The task:
The listing below should be printed exactly, every line of it. Skip the pictures.

Records supplied:
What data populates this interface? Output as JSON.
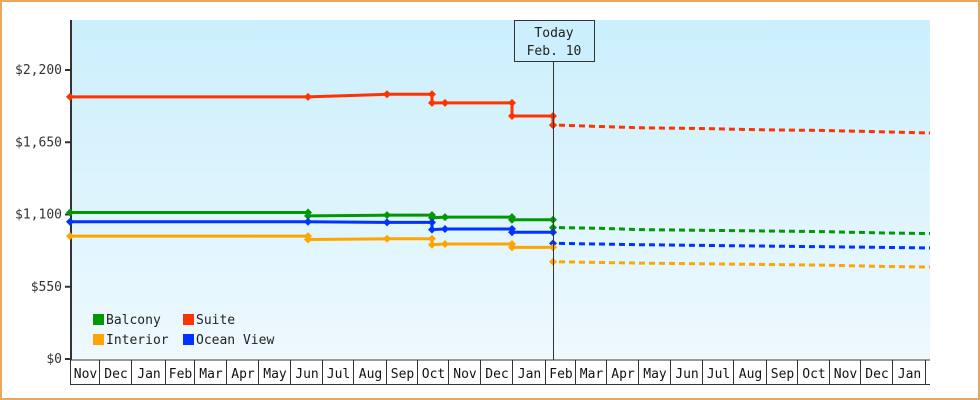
{
  "chart_data": {
    "type": "line",
    "title": "",
    "xlabel": "",
    "ylabel": "",
    "ylim": [
      0,
      2200
    ],
    "y_ticks": [
      "$0",
      "$550",
      "$1,100",
      "$1,650",
      "$2,200"
    ],
    "y_tick_values": [
      0,
      550,
      1100,
      1650,
      2200
    ],
    "x_tick_labels": [
      "Nov",
      "Dec",
      "Jan",
      "Feb",
      "Mar",
      "Apr",
      "May",
      "Jun",
      "Jul",
      "Aug",
      "Sep",
      "Oct",
      "Nov",
      "Dec",
      "Jan",
      "Feb",
      "Mar",
      "Apr",
      "May",
      "Jun",
      "Jul",
      "Aug",
      "Sep",
      "Oct",
      "Nov",
      "Dec",
      "Jan"
    ],
    "today_marker": {
      "line1": "Today",
      "line2": "Feb. 10"
    },
    "legend": [
      {
        "name": "Balcony",
        "color": "#009900"
      },
      {
        "name": "Suite",
        "color": "#ff3300"
      },
      {
        "name": "Interior",
        "color": "#ffa500"
      },
      {
        "name": "Ocean View",
        "color": "#0033ff"
      }
    ],
    "series": [
      {
        "name": "Suite",
        "color": "#ff3300",
        "historical": [
          [
            70,
            1995
          ],
          [
            308,
            1995
          ],
          [
            387,
            2015
          ],
          [
            432,
            2015
          ],
          [
            432,
            1950
          ],
          [
            445,
            1950
          ],
          [
            512,
            1950
          ],
          [
            512,
            1850
          ],
          [
            553,
            1850
          ],
          [
            553,
            1780
          ]
        ],
        "forecast": [
          [
            553,
            1780
          ],
          [
            600,
            1770
          ],
          [
            640,
            1760
          ],
          [
            700,
            1755
          ],
          [
            760,
            1745
          ],
          [
            820,
            1740
          ],
          [
            880,
            1730
          ],
          [
            930,
            1720
          ]
        ]
      },
      {
        "name": "Balcony",
        "color": "#009900",
        "historical": [
          [
            70,
            1115
          ],
          [
            308,
            1115
          ],
          [
            308,
            1090
          ],
          [
            387,
            1095
          ],
          [
            432,
            1095
          ],
          [
            432,
            1075
          ],
          [
            445,
            1080
          ],
          [
            512,
            1080
          ],
          [
            512,
            1060
          ],
          [
            553,
            1060
          ]
        ],
        "forecast": [
          [
            553,
            1000
          ],
          [
            600,
            995
          ],
          [
            640,
            985
          ],
          [
            700,
            980
          ],
          [
            760,
            975
          ],
          [
            820,
            970
          ],
          [
            880,
            960
          ],
          [
            930,
            955
          ]
        ]
      },
      {
        "name": "Ocean View",
        "color": "#0033ff",
        "historical": [
          [
            70,
            1045
          ],
          [
            308,
            1045
          ],
          [
            387,
            1040
          ],
          [
            432,
            1040
          ],
          [
            432,
            985
          ],
          [
            445,
            990
          ],
          [
            512,
            990
          ],
          [
            512,
            965
          ],
          [
            553,
            965
          ]
        ],
        "forecast": [
          [
            553,
            880
          ],
          [
            600,
            875
          ],
          [
            640,
            870
          ],
          [
            700,
            865
          ],
          [
            760,
            860
          ],
          [
            820,
            855
          ],
          [
            880,
            850
          ],
          [
            930,
            845
          ]
        ]
      },
      {
        "name": "Interior",
        "color": "#ffa500",
        "historical": [
          [
            70,
            935
          ],
          [
            308,
            935
          ],
          [
            308,
            910
          ],
          [
            387,
            915
          ],
          [
            432,
            915
          ],
          [
            432,
            870
          ],
          [
            445,
            875
          ],
          [
            512,
            875
          ],
          [
            512,
            850
          ],
          [
            553,
            850
          ]
        ],
        "forecast": [
          [
            553,
            740
          ],
          [
            600,
            735
          ],
          [
            640,
            730
          ],
          [
            700,
            725
          ],
          [
            760,
            720
          ],
          [
            820,
            715
          ],
          [
            880,
            705
          ],
          [
            930,
            700
          ]
        ]
      }
    ]
  }
}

Result of the task:
What data populates this interface? Output as JSON.
{
  "chart_data": {
    "type": "line",
    "title": "",
    "xlabel": "",
    "ylabel": "",
    "ylim": [
      0,
      2200
    ],
    "y_ticks": [
      "$0",
      "$550",
      "$1,100",
      "$1,650",
      "$2,200"
    ],
    "y_tick_values": [
      0,
      550,
      1100,
      1650,
      2200
    ],
    "x_tick_labels": [
      "Nov",
      "Dec",
      "Jan",
      "Feb",
      "Mar",
      "Apr",
      "May",
      "Jun",
      "Jul",
      "Aug",
      "Sep",
      "Oct",
      "Nov",
      "Dec",
      "Jan",
      "Feb",
      "Mar",
      "Apr",
      "May",
      "Jun",
      "Jul",
      "Aug",
      "Sep",
      "Oct",
      "Nov",
      "Dec",
      "Jan"
    ],
    "today_marker": {
      "line1": "Today",
      "line2": "Feb. 10"
    },
    "legend": [
      {
        "name": "Balcony",
        "color": "#009900"
      },
      {
        "name": "Suite",
        "color": "#ff3300"
      },
      {
        "name": "Interior",
        "color": "#ffa500"
      },
      {
        "name": "Ocean View",
        "color": "#0033ff"
      }
    ],
    "series": [
      {
        "name": "Suite",
        "color": "#ff3300",
        "historical": [
          [
            70,
            1995
          ],
          [
            308,
            1995
          ],
          [
            387,
            2015
          ],
          [
            432,
            2015
          ],
          [
            432,
            1950
          ],
          [
            445,
            1950
          ],
          [
            512,
            1950
          ],
          [
            512,
            1850
          ],
          [
            553,
            1850
          ],
          [
            553,
            1780
          ]
        ],
        "forecast": [
          [
            553,
            1780
          ],
          [
            600,
            1770
          ],
          [
            640,
            1760
          ],
          [
            700,
            1755
          ],
          [
            760,
            1745
          ],
          [
            820,
            1740
          ],
          [
            880,
            1730
          ],
          [
            930,
            1720
          ]
        ]
      },
      {
        "name": "Balcony",
        "color": "#009900",
        "historical": [
          [
            70,
            1115
          ],
          [
            308,
            1115
          ],
          [
            308,
            1090
          ],
          [
            387,
            1095
          ],
          [
            432,
            1095
          ],
          [
            432,
            1075
          ],
          [
            445,
            1080
          ],
          [
            512,
            1080
          ],
          [
            512,
            1060
          ],
          [
            553,
            1060
          ]
        ],
        "forecast": [
          [
            553,
            1000
          ],
          [
            600,
            995
          ],
          [
            640,
            985
          ],
          [
            700,
            980
          ],
          [
            760,
            975
          ],
          [
            820,
            970
          ],
          [
            880,
            960
          ],
          [
            930,
            955
          ]
        ]
      },
      {
        "name": "Ocean View",
        "color": "#0033ff",
        "historical": [
          [
            70,
            1045
          ],
          [
            308,
            1045
          ],
          [
            387,
            1040
          ],
          [
            432,
            1040
          ],
          [
            432,
            985
          ],
          [
            445,
            990
          ],
          [
            512,
            990
          ],
          [
            512,
            965
          ],
          [
            553,
            965
          ]
        ],
        "forecast": [
          [
            553,
            880
          ],
          [
            600,
            875
          ],
          [
            640,
            870
          ],
          [
            700,
            865
          ],
          [
            760,
            860
          ],
          [
            820,
            855
          ],
          [
            880,
            850
          ],
          [
            930,
            845
          ]
        ]
      },
      {
        "name": "Interior",
        "color": "#ffa500",
        "historical": [
          [
            70,
            935
          ],
          [
            308,
            935
          ],
          [
            308,
            910
          ],
          [
            387,
            915
          ],
          [
            432,
            915
          ],
          [
            432,
            870
          ],
          [
            445,
            875
          ],
          [
            512,
            875
          ],
          [
            512,
            850
          ],
          [
            553,
            850
          ]
        ],
        "forecast": [
          [
            553,
            740
          ],
          [
            600,
            735
          ],
          [
            640,
            730
          ],
          [
            700,
            725
          ],
          [
            760,
            720
          ],
          [
            820,
            715
          ],
          [
            880,
            705
          ],
          [
            930,
            700
          ]
        ]
      }
    ]
  }
}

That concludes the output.